→ Exercise details:
Track down each line that has the word "gray" and copy it.

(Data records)
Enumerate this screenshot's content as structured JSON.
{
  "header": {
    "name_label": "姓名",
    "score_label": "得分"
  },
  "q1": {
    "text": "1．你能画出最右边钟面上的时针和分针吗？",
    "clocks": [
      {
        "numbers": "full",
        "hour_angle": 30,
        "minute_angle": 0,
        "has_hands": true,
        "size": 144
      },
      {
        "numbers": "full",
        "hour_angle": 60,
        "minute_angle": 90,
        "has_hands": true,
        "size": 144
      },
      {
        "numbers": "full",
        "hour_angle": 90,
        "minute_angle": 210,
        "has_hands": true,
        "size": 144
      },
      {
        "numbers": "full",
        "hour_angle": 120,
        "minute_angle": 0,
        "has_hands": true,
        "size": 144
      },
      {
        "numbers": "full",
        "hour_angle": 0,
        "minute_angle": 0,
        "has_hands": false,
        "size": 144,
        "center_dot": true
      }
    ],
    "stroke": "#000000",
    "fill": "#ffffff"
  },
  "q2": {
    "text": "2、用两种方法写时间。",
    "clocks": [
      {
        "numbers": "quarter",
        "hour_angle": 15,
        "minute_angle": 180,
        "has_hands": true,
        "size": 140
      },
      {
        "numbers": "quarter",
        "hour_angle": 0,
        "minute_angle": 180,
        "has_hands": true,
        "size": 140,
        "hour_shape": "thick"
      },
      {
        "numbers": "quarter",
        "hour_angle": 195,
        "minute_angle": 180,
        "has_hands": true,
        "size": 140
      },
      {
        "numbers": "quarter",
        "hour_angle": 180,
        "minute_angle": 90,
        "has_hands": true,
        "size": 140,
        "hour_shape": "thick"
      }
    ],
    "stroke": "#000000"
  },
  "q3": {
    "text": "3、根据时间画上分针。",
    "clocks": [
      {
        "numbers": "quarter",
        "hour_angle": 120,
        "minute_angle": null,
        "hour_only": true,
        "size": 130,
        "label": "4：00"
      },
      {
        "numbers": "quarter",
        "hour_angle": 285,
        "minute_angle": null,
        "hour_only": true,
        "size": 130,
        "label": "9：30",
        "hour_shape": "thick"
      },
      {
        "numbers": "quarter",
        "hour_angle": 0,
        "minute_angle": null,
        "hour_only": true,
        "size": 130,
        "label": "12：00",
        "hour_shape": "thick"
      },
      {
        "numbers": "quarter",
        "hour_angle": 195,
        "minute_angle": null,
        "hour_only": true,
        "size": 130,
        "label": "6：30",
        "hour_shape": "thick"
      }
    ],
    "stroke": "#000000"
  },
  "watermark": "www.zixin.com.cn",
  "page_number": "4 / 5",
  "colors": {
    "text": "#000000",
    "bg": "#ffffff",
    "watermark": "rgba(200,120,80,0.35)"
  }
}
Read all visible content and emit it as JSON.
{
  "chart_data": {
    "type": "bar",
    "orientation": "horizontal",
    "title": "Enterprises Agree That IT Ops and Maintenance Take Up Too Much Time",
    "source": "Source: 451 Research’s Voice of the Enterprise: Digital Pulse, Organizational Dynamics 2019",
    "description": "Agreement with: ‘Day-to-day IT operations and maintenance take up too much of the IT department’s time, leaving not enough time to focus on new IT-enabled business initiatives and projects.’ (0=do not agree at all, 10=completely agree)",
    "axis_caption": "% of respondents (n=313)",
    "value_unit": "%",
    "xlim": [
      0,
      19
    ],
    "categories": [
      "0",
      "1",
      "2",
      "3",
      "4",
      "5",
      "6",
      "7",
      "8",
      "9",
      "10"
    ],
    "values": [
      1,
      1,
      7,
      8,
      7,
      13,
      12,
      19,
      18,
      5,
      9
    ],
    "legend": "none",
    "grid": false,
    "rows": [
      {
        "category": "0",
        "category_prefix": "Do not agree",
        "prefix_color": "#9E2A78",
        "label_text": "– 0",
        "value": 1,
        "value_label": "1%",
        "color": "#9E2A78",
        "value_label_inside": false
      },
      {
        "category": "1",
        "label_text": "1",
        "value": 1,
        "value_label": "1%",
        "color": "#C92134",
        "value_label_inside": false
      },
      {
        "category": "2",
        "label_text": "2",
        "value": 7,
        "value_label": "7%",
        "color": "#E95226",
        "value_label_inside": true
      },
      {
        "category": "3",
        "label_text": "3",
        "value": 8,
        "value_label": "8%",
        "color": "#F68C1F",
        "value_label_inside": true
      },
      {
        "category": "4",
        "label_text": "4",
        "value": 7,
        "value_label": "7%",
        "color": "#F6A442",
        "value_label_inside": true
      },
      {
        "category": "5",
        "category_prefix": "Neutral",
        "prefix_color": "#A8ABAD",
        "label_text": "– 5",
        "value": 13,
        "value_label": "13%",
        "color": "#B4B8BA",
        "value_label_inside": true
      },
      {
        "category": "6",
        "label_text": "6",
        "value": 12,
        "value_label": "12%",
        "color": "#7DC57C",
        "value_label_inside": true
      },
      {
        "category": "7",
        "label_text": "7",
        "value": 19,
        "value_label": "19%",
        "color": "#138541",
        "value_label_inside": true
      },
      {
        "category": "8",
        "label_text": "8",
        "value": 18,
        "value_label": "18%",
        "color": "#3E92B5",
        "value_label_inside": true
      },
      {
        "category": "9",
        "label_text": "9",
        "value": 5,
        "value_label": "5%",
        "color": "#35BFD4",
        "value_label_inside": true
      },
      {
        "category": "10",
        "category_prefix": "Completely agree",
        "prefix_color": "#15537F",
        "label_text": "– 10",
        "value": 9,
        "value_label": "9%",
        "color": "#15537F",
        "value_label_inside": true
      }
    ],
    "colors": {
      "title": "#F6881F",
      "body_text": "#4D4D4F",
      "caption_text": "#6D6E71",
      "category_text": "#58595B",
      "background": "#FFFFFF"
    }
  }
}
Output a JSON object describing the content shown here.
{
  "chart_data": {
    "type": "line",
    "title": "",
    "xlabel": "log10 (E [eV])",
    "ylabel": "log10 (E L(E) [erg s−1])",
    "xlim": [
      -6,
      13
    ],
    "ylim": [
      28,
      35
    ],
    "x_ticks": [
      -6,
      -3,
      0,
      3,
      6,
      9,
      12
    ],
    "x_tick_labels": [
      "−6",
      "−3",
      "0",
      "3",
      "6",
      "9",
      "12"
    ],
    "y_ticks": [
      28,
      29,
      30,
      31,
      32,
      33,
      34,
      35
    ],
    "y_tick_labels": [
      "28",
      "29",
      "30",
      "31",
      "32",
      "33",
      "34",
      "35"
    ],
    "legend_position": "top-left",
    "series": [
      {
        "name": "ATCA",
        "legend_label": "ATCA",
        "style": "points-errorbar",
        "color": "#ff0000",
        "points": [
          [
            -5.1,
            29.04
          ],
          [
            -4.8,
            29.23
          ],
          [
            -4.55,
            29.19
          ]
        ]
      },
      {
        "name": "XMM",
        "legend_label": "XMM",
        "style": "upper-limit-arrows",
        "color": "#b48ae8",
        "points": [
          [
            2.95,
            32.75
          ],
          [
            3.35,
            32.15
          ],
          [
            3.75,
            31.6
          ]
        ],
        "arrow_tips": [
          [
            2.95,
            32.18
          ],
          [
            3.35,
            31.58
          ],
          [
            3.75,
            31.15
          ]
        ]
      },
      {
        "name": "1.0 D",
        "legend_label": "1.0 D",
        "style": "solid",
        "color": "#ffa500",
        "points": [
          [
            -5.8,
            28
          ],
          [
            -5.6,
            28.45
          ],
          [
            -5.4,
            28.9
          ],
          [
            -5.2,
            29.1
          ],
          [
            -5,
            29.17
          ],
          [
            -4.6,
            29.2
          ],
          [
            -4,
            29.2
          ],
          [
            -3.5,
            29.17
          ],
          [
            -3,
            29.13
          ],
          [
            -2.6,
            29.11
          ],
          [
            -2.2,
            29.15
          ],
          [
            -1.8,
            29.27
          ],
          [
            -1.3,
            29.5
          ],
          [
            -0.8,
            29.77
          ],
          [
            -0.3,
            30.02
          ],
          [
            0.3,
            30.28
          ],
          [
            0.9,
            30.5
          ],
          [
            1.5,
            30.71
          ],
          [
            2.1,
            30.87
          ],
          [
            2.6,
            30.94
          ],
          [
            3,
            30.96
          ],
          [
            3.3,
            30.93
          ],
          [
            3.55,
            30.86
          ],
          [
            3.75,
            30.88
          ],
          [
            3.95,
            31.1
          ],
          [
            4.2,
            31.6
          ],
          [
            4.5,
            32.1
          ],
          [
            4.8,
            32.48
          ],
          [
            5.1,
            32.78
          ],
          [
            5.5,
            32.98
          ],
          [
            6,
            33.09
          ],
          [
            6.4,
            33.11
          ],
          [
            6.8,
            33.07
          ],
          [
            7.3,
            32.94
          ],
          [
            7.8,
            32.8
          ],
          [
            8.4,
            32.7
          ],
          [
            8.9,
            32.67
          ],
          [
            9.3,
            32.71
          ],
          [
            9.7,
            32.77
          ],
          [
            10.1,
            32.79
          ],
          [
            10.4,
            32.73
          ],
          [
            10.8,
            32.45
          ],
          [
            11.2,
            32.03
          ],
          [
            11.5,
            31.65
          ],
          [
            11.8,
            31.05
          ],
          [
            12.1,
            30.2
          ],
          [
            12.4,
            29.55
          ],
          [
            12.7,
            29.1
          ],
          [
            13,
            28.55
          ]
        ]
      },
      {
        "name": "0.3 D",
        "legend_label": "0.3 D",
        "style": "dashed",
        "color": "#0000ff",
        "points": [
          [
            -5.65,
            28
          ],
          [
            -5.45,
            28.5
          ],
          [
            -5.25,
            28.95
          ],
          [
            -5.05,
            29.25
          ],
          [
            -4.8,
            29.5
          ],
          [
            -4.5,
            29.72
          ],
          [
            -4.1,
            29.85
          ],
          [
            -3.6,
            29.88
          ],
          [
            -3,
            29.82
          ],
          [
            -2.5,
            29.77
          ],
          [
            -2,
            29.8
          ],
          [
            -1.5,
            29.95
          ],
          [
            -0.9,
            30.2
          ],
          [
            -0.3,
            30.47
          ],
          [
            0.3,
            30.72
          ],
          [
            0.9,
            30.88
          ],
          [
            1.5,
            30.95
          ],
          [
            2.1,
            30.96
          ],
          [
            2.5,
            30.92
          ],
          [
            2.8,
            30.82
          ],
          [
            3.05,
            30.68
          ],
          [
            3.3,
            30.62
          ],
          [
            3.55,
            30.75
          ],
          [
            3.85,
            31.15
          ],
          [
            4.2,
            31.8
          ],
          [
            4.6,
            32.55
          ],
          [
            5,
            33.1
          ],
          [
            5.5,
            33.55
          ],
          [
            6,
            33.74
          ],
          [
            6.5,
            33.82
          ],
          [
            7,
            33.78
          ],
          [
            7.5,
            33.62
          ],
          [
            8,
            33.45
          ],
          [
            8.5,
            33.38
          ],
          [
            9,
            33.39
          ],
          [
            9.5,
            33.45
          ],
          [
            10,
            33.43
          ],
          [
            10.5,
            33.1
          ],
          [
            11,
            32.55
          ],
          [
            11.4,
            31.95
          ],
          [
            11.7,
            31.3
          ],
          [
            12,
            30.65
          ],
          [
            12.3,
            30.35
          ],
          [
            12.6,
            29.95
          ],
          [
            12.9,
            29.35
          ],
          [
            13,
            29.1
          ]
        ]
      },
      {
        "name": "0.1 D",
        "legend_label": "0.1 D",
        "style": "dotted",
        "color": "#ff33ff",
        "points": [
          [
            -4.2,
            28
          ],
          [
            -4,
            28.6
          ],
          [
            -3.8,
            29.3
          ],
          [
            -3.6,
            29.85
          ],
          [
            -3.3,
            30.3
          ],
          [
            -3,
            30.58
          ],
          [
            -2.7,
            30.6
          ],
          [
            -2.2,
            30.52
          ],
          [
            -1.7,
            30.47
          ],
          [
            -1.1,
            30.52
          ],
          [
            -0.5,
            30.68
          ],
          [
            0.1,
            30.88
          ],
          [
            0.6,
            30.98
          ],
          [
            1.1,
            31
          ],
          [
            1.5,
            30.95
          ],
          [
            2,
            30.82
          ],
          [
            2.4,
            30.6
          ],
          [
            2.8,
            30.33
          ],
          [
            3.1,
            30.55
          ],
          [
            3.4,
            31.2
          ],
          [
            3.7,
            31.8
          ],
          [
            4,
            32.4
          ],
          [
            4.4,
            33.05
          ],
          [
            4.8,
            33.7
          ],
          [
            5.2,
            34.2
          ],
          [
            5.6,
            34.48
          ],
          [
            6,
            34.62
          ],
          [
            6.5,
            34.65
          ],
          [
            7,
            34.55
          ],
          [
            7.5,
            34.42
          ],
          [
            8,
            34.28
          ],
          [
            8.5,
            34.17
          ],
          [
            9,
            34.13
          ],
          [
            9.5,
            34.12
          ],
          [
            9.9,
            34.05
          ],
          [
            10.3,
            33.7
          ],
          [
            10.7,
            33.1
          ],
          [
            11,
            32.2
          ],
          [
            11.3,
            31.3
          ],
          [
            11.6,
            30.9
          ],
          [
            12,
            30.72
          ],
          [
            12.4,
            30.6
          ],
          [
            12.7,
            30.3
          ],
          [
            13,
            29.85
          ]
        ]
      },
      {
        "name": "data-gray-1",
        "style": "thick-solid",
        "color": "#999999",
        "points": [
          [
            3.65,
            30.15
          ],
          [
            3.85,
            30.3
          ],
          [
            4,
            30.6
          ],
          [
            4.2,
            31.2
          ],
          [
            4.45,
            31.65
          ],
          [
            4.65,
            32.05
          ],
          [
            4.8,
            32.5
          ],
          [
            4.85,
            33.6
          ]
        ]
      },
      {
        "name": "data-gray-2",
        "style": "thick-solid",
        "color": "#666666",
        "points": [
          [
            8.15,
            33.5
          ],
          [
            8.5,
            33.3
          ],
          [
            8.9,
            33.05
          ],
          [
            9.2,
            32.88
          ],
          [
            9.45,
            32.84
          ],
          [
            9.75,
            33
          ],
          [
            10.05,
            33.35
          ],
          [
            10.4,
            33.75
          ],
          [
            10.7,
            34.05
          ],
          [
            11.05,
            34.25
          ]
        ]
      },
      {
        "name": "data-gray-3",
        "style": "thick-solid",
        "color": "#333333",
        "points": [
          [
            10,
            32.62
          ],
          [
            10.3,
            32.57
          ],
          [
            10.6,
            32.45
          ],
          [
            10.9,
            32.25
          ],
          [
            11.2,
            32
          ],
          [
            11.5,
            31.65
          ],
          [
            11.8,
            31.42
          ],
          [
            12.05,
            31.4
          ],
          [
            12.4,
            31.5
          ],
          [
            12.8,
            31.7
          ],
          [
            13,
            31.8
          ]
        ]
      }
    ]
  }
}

→ Answer to the task:
        "name": "data-gray-1",
        "name": "data-gray-2",
        "name": "data-gray-3",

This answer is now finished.